* _INSTRUCTION_:
Restate the entries below verbatim.

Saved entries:
§ §
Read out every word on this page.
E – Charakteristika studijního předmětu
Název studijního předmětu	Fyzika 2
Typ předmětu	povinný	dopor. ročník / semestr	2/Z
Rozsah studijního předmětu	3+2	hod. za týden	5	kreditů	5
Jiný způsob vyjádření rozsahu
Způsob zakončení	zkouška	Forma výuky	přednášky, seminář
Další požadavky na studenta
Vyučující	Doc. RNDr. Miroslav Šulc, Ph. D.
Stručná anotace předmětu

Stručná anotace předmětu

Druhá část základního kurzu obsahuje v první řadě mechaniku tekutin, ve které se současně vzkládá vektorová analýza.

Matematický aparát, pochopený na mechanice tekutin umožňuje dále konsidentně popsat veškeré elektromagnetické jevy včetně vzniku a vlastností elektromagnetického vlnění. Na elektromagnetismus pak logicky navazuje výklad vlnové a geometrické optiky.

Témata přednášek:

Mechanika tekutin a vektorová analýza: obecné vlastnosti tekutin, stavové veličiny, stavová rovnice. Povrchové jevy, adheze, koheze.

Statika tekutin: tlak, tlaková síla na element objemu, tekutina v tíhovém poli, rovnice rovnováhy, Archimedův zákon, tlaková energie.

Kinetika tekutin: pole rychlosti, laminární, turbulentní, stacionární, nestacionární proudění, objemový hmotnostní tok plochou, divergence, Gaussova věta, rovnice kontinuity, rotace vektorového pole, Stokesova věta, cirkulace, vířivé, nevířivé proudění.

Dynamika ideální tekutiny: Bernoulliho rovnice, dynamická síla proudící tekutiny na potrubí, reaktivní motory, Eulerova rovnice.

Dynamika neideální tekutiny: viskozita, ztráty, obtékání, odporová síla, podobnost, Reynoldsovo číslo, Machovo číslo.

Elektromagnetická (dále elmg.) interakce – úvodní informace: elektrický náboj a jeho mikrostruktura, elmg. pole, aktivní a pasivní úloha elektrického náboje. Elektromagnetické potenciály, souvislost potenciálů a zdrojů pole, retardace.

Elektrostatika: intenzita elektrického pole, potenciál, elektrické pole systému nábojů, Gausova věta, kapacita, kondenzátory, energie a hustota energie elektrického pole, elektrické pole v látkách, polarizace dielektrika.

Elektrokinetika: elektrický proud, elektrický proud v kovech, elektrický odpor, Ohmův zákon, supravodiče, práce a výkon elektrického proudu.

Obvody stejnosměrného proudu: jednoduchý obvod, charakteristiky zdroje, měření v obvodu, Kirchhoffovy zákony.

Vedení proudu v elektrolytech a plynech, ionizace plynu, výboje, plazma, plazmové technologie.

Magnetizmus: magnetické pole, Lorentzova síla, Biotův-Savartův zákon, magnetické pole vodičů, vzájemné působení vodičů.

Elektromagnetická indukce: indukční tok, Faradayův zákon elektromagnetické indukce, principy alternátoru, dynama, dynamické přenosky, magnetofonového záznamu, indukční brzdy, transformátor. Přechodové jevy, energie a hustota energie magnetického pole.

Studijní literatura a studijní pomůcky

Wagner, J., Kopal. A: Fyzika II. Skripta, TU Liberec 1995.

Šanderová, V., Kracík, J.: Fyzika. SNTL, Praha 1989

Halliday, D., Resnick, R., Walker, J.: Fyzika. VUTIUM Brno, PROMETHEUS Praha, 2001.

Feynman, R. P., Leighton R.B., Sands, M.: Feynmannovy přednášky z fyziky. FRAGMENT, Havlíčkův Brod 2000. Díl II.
§ §
* _FULL RESPONSE_:
Read out every word on this page.
E – Charakteristika studijního předmětu
Název studijního předmětu	Fyzika 2
Typ předmětu	povinný	dopor. ročník / semestr	2/Z
Rozsah studijního předmětu	3+2	hod. za týden	5	kreditů	5
Jiný způsob vyjádření rozsahu
Způsob zakončení	zkouška	Forma výuky	přednášky, seminář
Další požadavky na studenta
Vyučující	Doc. RNDr. Miroslav Šulc, Ph. D.
Stručná anotace předmětu

Stručná anotace předmětu

Druhá část základního kurzu obsahuje v první řadě mechaniku tekutin, ve které se současně vzkládá vektorová analýza.

Matematický aparát, pochopený na mechanice tekutin umožňuje dále konsidentně popsat veškeré elektromagnetické jevy včetně vzniku a vlastností elektromagnetického vlnění. Na elektromagnetismus pak logicky navazuje výklad vlnové a geometrické optiky.

Témata přednášek:

Mechanika tekutin a vektorová analýza: obecné vlastnosti tekutin, stavové veličiny, stavová rovnice. Povrchové jevy, adheze, koheze.

Statika tekutin: tlak, tlaková síla na element objemu, tekutina v tíhovém poli, rovnice rovnováhy, Archimedův zákon, tlaková energie.

Kinetika tekutin: pole rychlosti, laminární, turbulentní, stacionární, nestacionární proudění, objemový hmotnostní tok plochou, divergence, Gaussova věta, rovnice kontinuity, rotace vektorového pole, Stokesova věta, cirkulace, vířivé, nevířivé proudění.

Dynamika ideální tekutiny: Bernoulliho rovnice, dynamická síla proudící tekutiny na potrubí, reaktivní motory, Eulerova rovnice.

Dynamika neideální tekutiny: viskozita, ztráty, obtékání, odporová síla, podobnost, Reynoldsovo číslo, Machovo číslo.

Elektromagnetická (dále elmg.) interakce – úvodní informace: elektrický náboj a jeho mikrostruktura, elmg. pole, aktivní a pasivní úloha elektrického náboje. Elektromagnetické potenciály, souvislost potenciálů a zdrojů pole, retardace.

Elektrostatika: intenzita elektrického pole, potenciál, elektrické pole systému nábojů, Gausova věta, kapacita, kondenzátory, energie a hustota energie elektrického pole, elektrické pole v látkách, polarizace dielektrika.

Elektrokinetika: elektrický proud, elektrický proud v kovech, elektrický odpor, Ohmův zákon, supravodiče, práce a výkon elektrického proudu.

Obvody stejnosměrného proudu: jednoduchý obvod, charakteristiky zdroje, měření v obvodu, Kirchhoffovy zákony.

Vedení proudu v elektrolytech a plynech, ionizace plynu, výboje, plazma, plazmové technologie.

Magnetizmus: magnetické pole, Lorentzova síla, Biotův-Savartův zákon, magnetické pole vodičů, vzájemné působení vodičů.

Elektromagnetická indukce: indukční tok, Faradayův zákon elektromagnetické indukce, principy alternátoru, dynama, dynamické přenosky, magnetofonového záznamu, indukční brzdy, transformátor. Přechodové jevy, energie a hustota energie magnetického pole.

Studijní literatura a studijní pomůcky

Wagner, J., Kopal. A: Fyzika II. Skripta, TU Liberec 1995.

Šanderová, V., Kracík, J.: Fyzika. SNTL, Praha 1989

Halliday, D., Resnick, R., Walker, J.: Fyzika. VUTIUM Brno, PROMETHEUS Praha, 2001.

Feynman, R. P., Leighton R.B., Sands, M.: Feynmannovy přednášky z fyziky. FRAGMENT, Havlíčkův Brod 2000. Díl II.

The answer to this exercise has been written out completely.